* START EXERCISE INPUT *

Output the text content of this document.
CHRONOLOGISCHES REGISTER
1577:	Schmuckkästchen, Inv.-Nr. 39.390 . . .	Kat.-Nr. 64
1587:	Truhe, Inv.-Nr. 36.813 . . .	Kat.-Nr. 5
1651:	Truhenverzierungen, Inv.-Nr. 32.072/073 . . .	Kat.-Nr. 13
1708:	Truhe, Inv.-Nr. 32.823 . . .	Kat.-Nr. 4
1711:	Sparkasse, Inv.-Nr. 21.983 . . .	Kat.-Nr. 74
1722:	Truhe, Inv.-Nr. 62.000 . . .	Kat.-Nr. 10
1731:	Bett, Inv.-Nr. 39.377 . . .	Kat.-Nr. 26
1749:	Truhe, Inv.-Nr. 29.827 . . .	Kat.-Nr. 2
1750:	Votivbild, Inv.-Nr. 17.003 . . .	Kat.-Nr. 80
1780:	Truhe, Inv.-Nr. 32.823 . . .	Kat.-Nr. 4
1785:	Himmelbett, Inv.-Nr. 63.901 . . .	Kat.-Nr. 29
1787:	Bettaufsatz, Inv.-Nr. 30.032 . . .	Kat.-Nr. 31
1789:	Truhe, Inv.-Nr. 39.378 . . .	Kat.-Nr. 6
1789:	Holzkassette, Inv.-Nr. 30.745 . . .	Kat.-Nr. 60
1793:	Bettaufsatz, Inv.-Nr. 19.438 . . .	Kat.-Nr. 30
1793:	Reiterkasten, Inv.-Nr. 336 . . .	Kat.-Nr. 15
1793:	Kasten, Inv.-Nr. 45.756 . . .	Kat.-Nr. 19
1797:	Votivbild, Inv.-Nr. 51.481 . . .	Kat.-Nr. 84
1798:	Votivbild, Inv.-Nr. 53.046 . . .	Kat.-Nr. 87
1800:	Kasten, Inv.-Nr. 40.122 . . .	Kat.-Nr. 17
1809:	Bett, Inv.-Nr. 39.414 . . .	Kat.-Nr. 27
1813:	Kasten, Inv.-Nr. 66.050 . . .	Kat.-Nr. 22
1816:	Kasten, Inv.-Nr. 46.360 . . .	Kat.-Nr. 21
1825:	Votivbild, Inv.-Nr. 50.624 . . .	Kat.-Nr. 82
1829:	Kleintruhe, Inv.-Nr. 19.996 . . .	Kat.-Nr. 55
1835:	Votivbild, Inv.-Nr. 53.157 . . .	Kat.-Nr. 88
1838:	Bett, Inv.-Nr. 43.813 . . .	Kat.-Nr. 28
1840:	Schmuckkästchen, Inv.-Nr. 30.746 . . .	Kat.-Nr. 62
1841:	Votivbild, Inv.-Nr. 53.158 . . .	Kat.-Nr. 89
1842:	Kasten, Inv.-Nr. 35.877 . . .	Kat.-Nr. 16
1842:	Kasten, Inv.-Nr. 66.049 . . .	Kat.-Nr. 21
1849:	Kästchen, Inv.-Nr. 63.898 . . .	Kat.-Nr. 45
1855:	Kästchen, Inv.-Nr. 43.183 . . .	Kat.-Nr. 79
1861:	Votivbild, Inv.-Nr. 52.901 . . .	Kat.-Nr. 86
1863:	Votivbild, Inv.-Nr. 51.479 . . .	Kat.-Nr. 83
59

* END EXERCISE INPUT *

BRIEF = List every line above containing the word "Schmuckkästchen".

TASK ANSWER =
1577:	Schmuckkästchen, Inv.-Nr. 39.390 . . .	Kat.-Nr. 64
1840:	Schmuckkästchen, Inv.-Nr. 30.746 . . .	Kat.-Nr. 62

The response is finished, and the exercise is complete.